> **WHAT IS ASKED**
Return the records word for word. Any pictures in them are not part of the copy.

> **PROVIDED RECORDS**

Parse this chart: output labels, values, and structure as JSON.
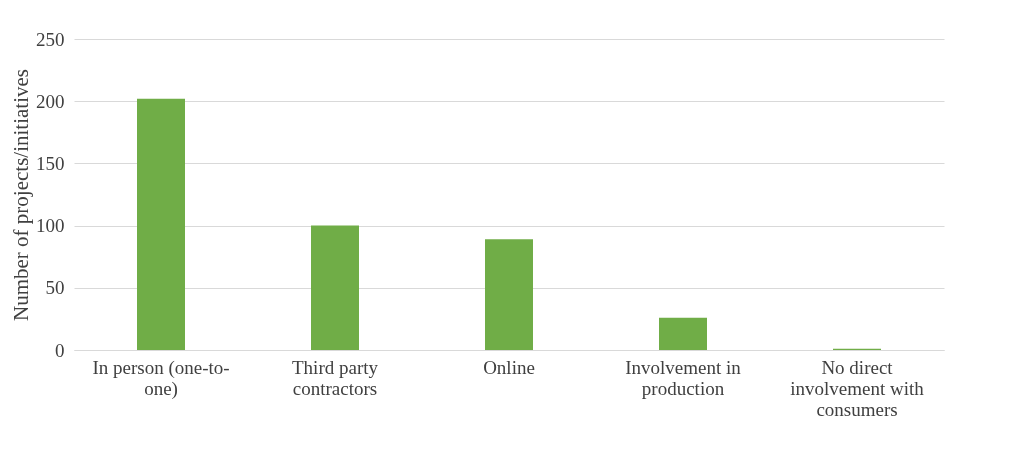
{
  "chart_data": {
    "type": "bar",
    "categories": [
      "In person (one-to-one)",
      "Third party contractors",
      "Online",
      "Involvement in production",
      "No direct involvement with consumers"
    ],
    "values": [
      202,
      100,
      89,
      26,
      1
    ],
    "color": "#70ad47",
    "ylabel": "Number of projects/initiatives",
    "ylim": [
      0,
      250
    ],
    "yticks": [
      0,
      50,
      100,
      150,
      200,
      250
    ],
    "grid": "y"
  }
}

> **SOLUTION BELOW**
Parse this chart: output labels, values, and structure as JSON.
{
  "chart_data": {
    "type": "bar",
    "categories": [
      "In person (one-to-one)",
      "Third party contractors",
      "Online",
      "Involvement in production",
      "No direct involvement with consumers"
    ],
    "values": [
      202,
      100,
      89,
      26,
      1
    ],
    "color": "#70ad47",
    "ylabel": "Number of projects/initiatives",
    "ylim": [
      0,
      250
    ],
    "yticks": [
      0,
      50,
      100,
      150,
      200,
      250
    ],
    "grid": "y"
  }
}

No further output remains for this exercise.